>> START Records shown

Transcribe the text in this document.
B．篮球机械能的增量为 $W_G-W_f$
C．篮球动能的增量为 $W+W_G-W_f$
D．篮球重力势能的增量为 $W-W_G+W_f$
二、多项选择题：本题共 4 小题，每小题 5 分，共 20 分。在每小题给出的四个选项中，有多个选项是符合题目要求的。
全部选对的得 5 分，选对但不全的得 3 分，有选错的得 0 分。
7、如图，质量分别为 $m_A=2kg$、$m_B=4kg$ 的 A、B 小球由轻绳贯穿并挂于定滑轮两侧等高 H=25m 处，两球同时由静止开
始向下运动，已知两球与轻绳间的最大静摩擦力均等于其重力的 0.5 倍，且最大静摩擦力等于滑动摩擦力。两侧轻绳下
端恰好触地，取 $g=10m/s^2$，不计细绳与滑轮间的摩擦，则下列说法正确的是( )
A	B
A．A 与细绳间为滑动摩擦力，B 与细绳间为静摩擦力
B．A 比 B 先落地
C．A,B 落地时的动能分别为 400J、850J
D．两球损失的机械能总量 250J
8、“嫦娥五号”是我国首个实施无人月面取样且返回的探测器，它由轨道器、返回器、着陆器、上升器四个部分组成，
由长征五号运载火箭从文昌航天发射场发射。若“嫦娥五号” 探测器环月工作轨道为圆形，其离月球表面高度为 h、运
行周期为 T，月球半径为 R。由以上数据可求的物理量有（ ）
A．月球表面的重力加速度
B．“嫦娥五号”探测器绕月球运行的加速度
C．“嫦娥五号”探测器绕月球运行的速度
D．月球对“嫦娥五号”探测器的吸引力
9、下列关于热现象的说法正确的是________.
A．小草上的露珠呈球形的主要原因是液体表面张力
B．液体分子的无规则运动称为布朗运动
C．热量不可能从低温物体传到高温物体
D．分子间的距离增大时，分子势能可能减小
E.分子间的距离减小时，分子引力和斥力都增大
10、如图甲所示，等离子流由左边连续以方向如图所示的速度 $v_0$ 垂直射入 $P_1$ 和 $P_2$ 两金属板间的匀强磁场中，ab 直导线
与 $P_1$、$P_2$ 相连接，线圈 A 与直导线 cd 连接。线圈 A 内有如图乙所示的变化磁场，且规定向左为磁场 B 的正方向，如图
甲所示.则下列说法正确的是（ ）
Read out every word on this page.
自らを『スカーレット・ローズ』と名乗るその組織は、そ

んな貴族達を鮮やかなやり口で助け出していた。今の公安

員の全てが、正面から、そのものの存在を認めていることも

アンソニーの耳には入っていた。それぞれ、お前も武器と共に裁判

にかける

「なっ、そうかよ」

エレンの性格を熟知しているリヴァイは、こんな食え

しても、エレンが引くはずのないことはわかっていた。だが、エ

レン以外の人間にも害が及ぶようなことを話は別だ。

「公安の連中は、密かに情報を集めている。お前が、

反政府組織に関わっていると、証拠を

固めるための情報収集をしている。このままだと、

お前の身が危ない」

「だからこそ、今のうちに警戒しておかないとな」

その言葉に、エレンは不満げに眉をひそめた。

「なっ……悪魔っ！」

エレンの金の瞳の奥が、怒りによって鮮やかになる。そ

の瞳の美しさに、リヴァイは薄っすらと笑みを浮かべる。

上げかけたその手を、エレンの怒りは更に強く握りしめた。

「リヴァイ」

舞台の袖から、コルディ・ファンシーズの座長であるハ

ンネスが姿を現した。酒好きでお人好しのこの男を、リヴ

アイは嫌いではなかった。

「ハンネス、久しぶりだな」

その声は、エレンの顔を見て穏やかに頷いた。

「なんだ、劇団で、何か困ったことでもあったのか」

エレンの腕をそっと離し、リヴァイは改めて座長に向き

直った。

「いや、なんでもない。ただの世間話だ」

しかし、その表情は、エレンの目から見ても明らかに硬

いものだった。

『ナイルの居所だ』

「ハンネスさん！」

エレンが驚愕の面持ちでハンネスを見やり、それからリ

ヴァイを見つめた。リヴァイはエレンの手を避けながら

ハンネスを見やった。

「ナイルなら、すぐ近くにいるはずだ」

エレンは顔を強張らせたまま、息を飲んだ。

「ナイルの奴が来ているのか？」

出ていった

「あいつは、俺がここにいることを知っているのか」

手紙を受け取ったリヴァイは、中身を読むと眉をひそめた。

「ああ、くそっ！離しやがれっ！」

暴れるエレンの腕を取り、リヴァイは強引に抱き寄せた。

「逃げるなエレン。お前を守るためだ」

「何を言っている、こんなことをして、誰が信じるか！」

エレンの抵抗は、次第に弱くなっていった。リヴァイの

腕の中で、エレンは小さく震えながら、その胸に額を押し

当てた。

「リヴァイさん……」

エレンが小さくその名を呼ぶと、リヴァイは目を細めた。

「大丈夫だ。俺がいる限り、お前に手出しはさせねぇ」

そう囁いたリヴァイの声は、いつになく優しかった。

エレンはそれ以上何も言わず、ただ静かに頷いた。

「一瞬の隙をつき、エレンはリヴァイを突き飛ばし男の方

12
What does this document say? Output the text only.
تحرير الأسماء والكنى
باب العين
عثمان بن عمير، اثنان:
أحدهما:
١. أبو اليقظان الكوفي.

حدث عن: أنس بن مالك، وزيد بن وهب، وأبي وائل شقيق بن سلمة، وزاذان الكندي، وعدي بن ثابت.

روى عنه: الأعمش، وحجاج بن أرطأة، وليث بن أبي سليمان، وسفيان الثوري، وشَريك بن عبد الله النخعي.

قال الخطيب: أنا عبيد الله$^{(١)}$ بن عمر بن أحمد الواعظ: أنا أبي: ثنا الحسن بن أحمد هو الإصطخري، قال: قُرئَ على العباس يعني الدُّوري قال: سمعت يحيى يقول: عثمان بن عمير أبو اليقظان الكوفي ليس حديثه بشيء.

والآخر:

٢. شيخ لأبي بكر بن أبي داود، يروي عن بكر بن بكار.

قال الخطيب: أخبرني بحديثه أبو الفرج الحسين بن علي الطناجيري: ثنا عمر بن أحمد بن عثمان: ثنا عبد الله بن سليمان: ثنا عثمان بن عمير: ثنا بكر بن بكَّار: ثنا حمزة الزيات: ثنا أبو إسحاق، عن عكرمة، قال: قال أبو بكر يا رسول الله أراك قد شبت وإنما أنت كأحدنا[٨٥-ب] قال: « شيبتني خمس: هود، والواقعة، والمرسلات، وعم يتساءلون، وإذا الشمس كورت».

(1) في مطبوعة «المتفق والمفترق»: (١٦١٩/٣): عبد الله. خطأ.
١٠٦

>> END Records shown

# Exercise objective
Each entry is to be returned in full, character for character.

# Task result
Transcribe the text in this document.
B．篮球机械能的增量为 $W_G-W_f$
C．篮球动能的增量为 $W+W_G-W_f$
D．篮球重力势能的增量为 $W-W_G+W_f$
二、多项选择题：本题共 4 小题，每小题 5 分，共 20 分。在每小题给出的四个选项中，有多个选项是符合题目要求的。
全部选对的得 5 分，选对但不全的得 3 分，有选错的得 0 分。
7、如图，质量分别为 $m_A=2kg$、$m_B=4kg$ 的 A、B 小球由轻绳贯穿并挂于定滑轮两侧等高 H=25m 处，两球同时由静止开
始向下运动，已知两球与轻绳间的最大静摩擦力均等于其重力的 0.5 倍，且最大静摩擦力等于滑动摩擦力。两侧轻绳下
端恰好触地，取 $g=10m/s^2$，不计细绳与滑轮间的摩擦，则下列说法正确的是( )
A	B
A．A 与细绳间为滑动摩擦力，B 与细绳间为静摩擦力
B．A 比 B 先落地
C．A,B 落地时的动能分别为 400J、850J
D．两球损失的机械能总量 250J
8、“嫦娥五号”是我国首个实施无人月面取样且返回的探测器，它由轨道器、返回器、着陆器、上升器四个部分组成，
由长征五号运载火箭从文昌航天发射场发射。若“嫦娥五号” 探测器环月工作轨道为圆形，其离月球表面高度为 h、运
行周期为 T，月球半径为 R。由以上数据可求的物理量有（ ）
A．月球表面的重力加速度
B．“嫦娥五号”探测器绕月球运行的加速度
C．“嫦娥五号”探测器绕月球运行的速度
D．月球对“嫦娥五号”探测器的吸引力
9、下列关于热现象的说法正确的是________.
A．小草上的露珠呈球形的主要原因是液体表面张力
B．液体分子的无规则运动称为布朗运动
C．热量不可能从低温物体传到高温物体
D．分子间的距离增大时，分子势能可能减小
E.分子间的距离减小时，分子引力和斥力都增大
10、如图甲所示，等离子流由左边连续以方向如图所示的速度 $v_0$ 垂直射入 $P_1$ 和 $P_2$ 两金属板间的匀强磁场中，ab 直导线
与 $P_1$、$P_2$ 相连接，线圈 A 与直导线 cd 连接。线圈 A 内有如图乙所示的变化磁场，且规定向左为磁场 B 的正方向，如图
甲所示.则下列说法正确的是（ ）
Read out every word on this page.
自らを『スカーレット・ローズ』と名乗るその組織は、そ

んな貴族達を鮮やかなやり口で助け出していた。今の公安

員の全てが、正面から、そのものの存在を認めていることも

アンソニーの耳には入っていた。それぞれ、お前も武器と共に裁判

にかける

「なっ、そうかよ」

エレンの性格を熟知しているリヴァイは、こんな食え

しても、エレンが引くはずのないことはわかっていた。だが、エ

レン以外の人間にも害が及ぶようなことを話は別だ。

「公安の連中は、密かに情報を集めている。お前が、

反政府組織に関わっていると、証拠を

固めるための情報収集をしている。このままだと、

お前の身が危ない」

「だからこそ、今のうちに警戒しておかないとな」

その言葉に、エレンは不満げに眉をひそめた。

「なっ……悪魔っ！」

エレンの金の瞳の奥が、怒りによって鮮やかになる。そ

の瞳の美しさに、リヴァイは薄っすらと笑みを浮かべる。

上げかけたその手を、エレンの怒りは更に強く握りしめた。

「リヴァイ」

舞台の袖から、コルディ・ファンシーズの座長であるハ

ンネスが姿を現した。酒好きでお人好しのこの男を、リヴ

アイは嫌いではなかった。

「ハンネス、久しぶりだな」

その声は、エレンの顔を見て穏やかに頷いた。

「なんだ、劇団で、何か困ったことでもあったのか」

エレンの腕をそっと離し、リヴァイは改めて座長に向き

直った。

「いや、なんでもない。ただの世間話だ」

しかし、その表情は、エレンの目から見ても明らかに硬

いものだった。

『ナイルの居所だ』

「ハンネスさん！」

エレンが驚愕の面持ちでハンネスを見やり、それからリ

ヴァイを見つめた。リヴァイはエレンの手を避けながら

ハンネスを見やった。

「ナイルなら、すぐ近くにいるはずだ」

エレンは顔を強張らせたまま、息を飲んだ。

「ナイルの奴が来ているのか？」

出ていった

「あいつは、俺がここにいることを知っているのか」

手紙を受け取ったリヴァイは、中身を読むと眉をひそめた。

「ああ、くそっ！離しやがれっ！」

暴れるエレンの腕を取り、リヴァイは強引に抱き寄せた。

「逃げるなエレン。お前を守るためだ」

「何を言っている、こんなことをして、誰が信じるか！」

エレンの抵抗は、次第に弱くなっていった。リヴァイの

腕の中で、エレンは小さく震えながら、その胸に額を押し

当てた。

「リヴァイさん……」

エレンが小さくその名を呼ぶと、リヴァイは目を細めた。

「大丈夫だ。俺がいる限り、お前に手出しはさせねぇ」

そう囁いたリヴァイの声は、いつになく優しかった。

エレンはそれ以上何も言わず、ただ静かに頷いた。

「一瞬の隙をつき、エレンはリヴァイを突き飛ばし男の方

12
What does this document say? Output the text only.
تحرير الأسماء والكنى
باب العين
عثمان بن عمير، اثنان:
أحدهما:
١. أبو اليقظان الكوفي.

حدث عن: أنس بن مالك، وزيد بن وهب، وأبي وائل شقيق بن سلمة، وزاذان الكندي، وعدي بن ثابت.

روى عنه: الأعمش، وحجاج بن أرطأة، وليث بن أبي سليمان، وسفيان الثوري، وشَريك بن عبد الله النخعي.

قال الخطيب: أنا عبيد الله$^{(١)}$ بن عمر بن أحمد الواعظ: أنا أبي: ثنا الحسن بن أحمد هو الإصطخري، قال: قُرئَ على العباس يعني الدُّوري قال: سمعت يحيى يقول: عثمان بن عمير أبو اليقظان الكوفي ليس حديثه بشيء.

والآخر:

٢. شيخ لأبي بكر بن أبي داود، يروي عن بكر بن بكار.

قال الخطيب: أخبرني بحديثه أبو الفرج الحسين بن علي الطناجيري: ثنا عمر بن أحمد بن عثمان: ثنا عبد الله بن سليمان: ثنا عثمان بن عمير: ثنا بكر بن بكَّار: ثنا حمزة الزيات: ثنا أبو إسحاق، عن عكرمة، قال: قال أبو بكر يا رسول الله أراك قد شبت وإنما أنت كأحدنا[٨٥-ب] قال: « شيبتني خمس: هود، والواقعة، والمرسلات، وعم يتساءلون، وإذا الشمس كورت».

(1) في مطبوعة «المتفق والمفترق»: (١٦١٩/٣): عبد الله. خطأ.
١٠٦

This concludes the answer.